Problem requirements
Look through the material and copy each line holding "volume".

Input
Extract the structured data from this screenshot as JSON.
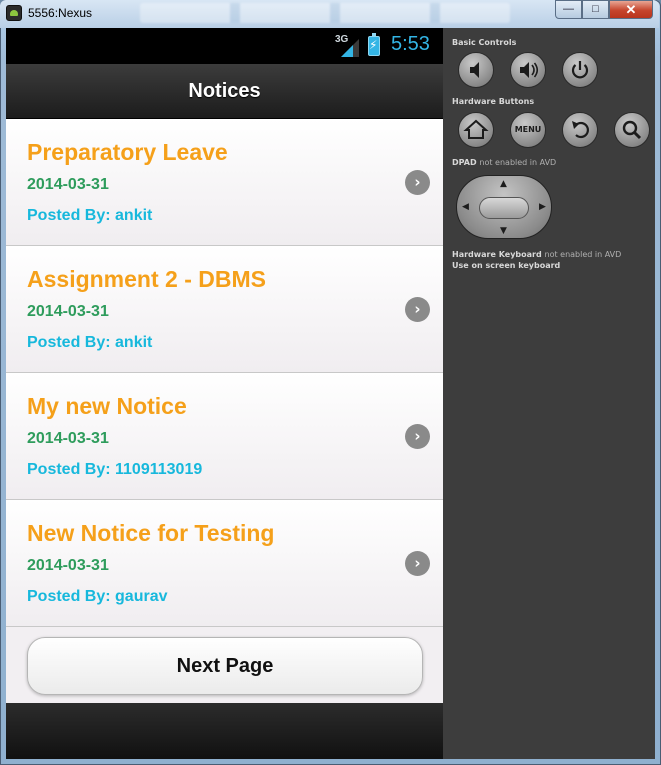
{
  "window": {
    "title": "5556:Nexus",
    "minimize_glyph": "—",
    "maximize_glyph": "□",
    "close_glyph": "✕"
  },
  "statusbar": {
    "network": "3G",
    "time": "5:53"
  },
  "app": {
    "title": "Notices",
    "notices": [
      {
        "title": "Preparatory Leave",
        "date": "2014-03-31",
        "posted_by": "Posted By: ankit"
      },
      {
        "title": "Assignment 2 - DBMS",
        "date": "2014-03-31",
        "posted_by": "Posted By: ankit"
      },
      {
        "title": "My new Notice",
        "date": "2014-03-31",
        "posted_by": "Posted By: 1109113019"
      },
      {
        "title": "New Notice for Testing",
        "date": "2014-03-31",
        "posted_by": "Posted By: gaurav"
      }
    ],
    "chevron_glyph": "›",
    "next_page_label": "Next Page"
  },
  "controls": {
    "basic_controls_label": "Basic Controls",
    "hardware_buttons_label": "Hardware Buttons",
    "menu_label": "MENU",
    "dpad_label": "DPAD",
    "dpad_note": "not enabled in AVD",
    "keyboard_label": "Hardware Keyboard",
    "keyboard_note": "not enabled in AVD",
    "keyboard_hint": "Use on screen keyboard"
  },
  "colors": {
    "notice_title": "#f5a01a",
    "notice_date": "#2e9c5c",
    "notice_poster": "#17b8dc",
    "clock": "#33b5e5"
  },
  "icons": {
    "volume_down": "volume-down-icon",
    "volume_up": "volume-up-icon",
    "power": "power-icon",
    "home": "home-icon",
    "back": "back-icon",
    "search": "search-icon"
  }
}
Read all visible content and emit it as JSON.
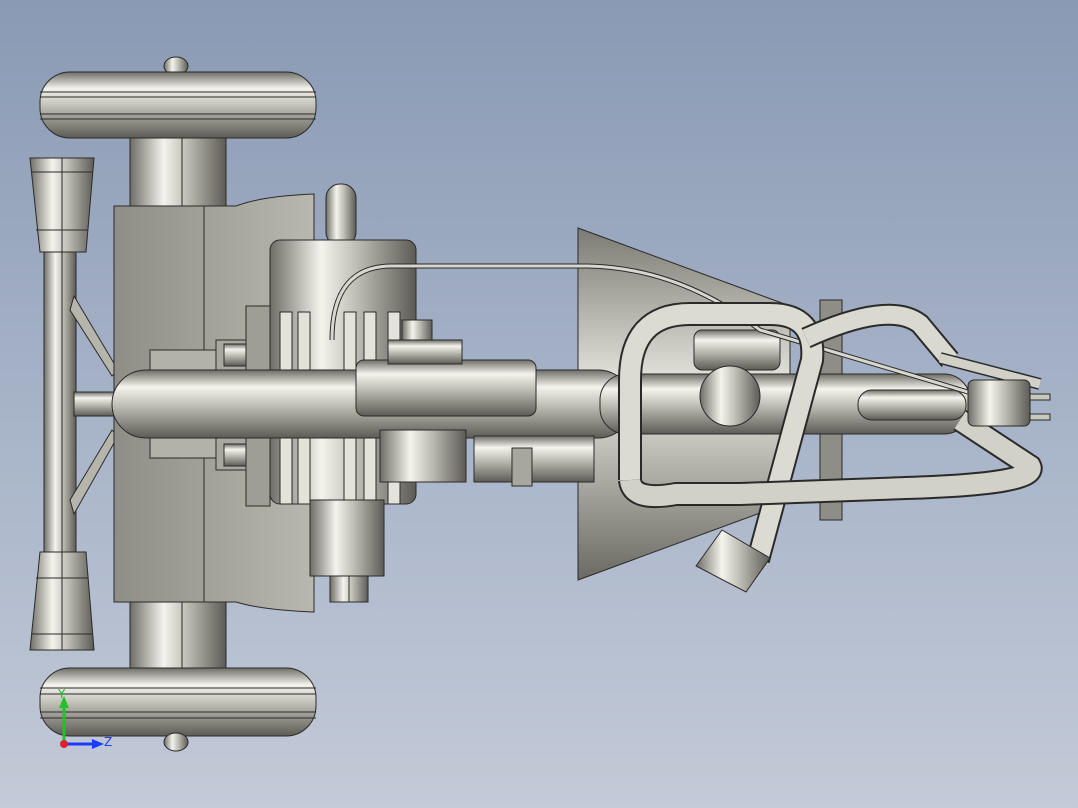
{
  "viewport": {
    "background_top": "#8a9ab4",
    "background_bottom": "#c3cad8"
  },
  "model": {
    "material_color": "#c9c8bd",
    "edge_color": "#2a2a2a"
  },
  "triad": {
    "y_label": "Y",
    "z_label": "Z",
    "y_color": "#22c02a",
    "z_color": "#1a3cff",
    "x_color": "#e0202a"
  }
}
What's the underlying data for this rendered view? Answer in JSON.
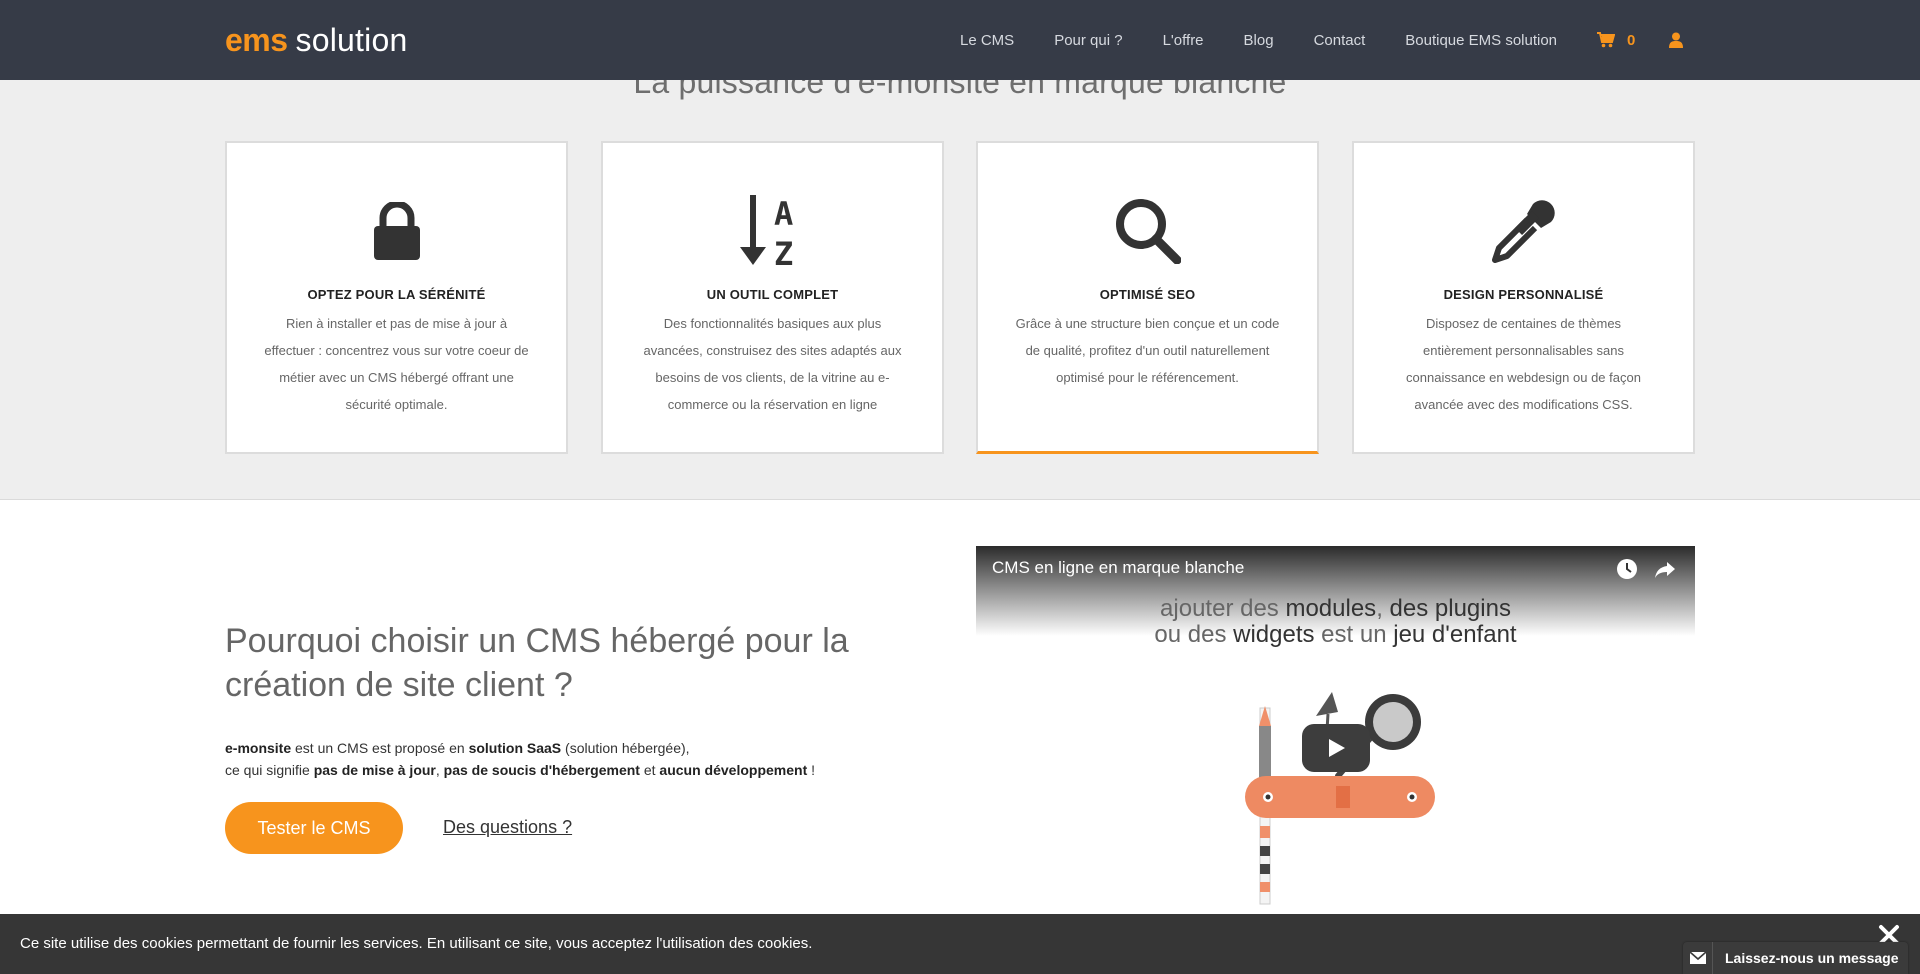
{
  "header": {
    "logo_brand": "ems",
    "logo_suffix": "solution",
    "nav": [
      "Le CMS",
      "Pour qui ?",
      "L'offre",
      "Blog",
      "Contact",
      "Boutique EMS solution"
    ],
    "cart_count": "0"
  },
  "features": {
    "title": "La puissance d'e-monsite en marque blanche",
    "cards": [
      {
        "icon": "lock-icon",
        "title": "OPTEZ POUR LA SÉRÉNITÉ",
        "text": "Rien à installer et pas de mise à jour à effectuer : concentrez vous sur votre coeur de métier avec un CMS hébergé offrant une sécurité optimale."
      },
      {
        "icon": "sort-alpha-icon",
        "title": "UN OUTIL COMPLET",
        "text": "Des fonctionnalités basiques aux plus avancées, construisez des sites adaptés aux besoins de vos clients, de la vitrine au e-commerce ou la réservation en ligne"
      },
      {
        "icon": "search-icon",
        "title": "OPTIMISÉ SEO",
        "text": "Grâce à une structure bien conçue et un code de qualité, profitez d'un outil naturellement optimisé pour le référencement."
      },
      {
        "icon": "eyedropper-icon",
        "title": "DESIGN PERSONNALISÉ",
        "text": "Disposez de centaines de thèmes entièrement personnalisables sans connaissance en webdesign ou de façon avancée avec des modifications CSS."
      }
    ],
    "accent_color": "#f7941d"
  },
  "why": {
    "title": "Pourquoi choisir un CMS hébergé pour la création de site client ?",
    "p1_a": "e-monsite",
    "p1_b": " est un CMS est proposé en ",
    "p1_c": "solution SaaS",
    "p1_d": " (solution hébergée),",
    "p2_a": "ce qui signifie ",
    "p2_b": "pas de mise à jour",
    "p2_c": ", ",
    "p2_d": "pas de soucis d'hébergement",
    "p2_e": " et ",
    "p2_f": "aucun développement",
    "p2_g": " !",
    "cta_label": "Tester le CMS",
    "questions_label": "Des questions ?"
  },
  "video": {
    "title": "CMS en ligne en marque blanche",
    "caption_l1_a": "ajouter des ",
    "caption_l1_b": "modules",
    "caption_l1_c": ", ",
    "caption_l1_d": "des plugins",
    "caption_l2_a": "ou des ",
    "caption_l2_b": "widgets",
    "caption_l2_c": " est un ",
    "caption_l2_d": "jeu d'enfant"
  },
  "cookie": {
    "text": "Ce site utilise des cookies permettant de fournir les services. En utilisant ce site, vous acceptez l'utilisation des cookies.",
    "message_label": "Laissez-nous un message"
  },
  "colors": {
    "header_bg": "#363b47",
    "accent": "#f7941d",
    "section_bg": "#eeeeee",
    "cookie_bg": "#363636"
  }
}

Result of the task
    "volume_down": "volume-down-icon",
    "volume_up": "volume-up-icon",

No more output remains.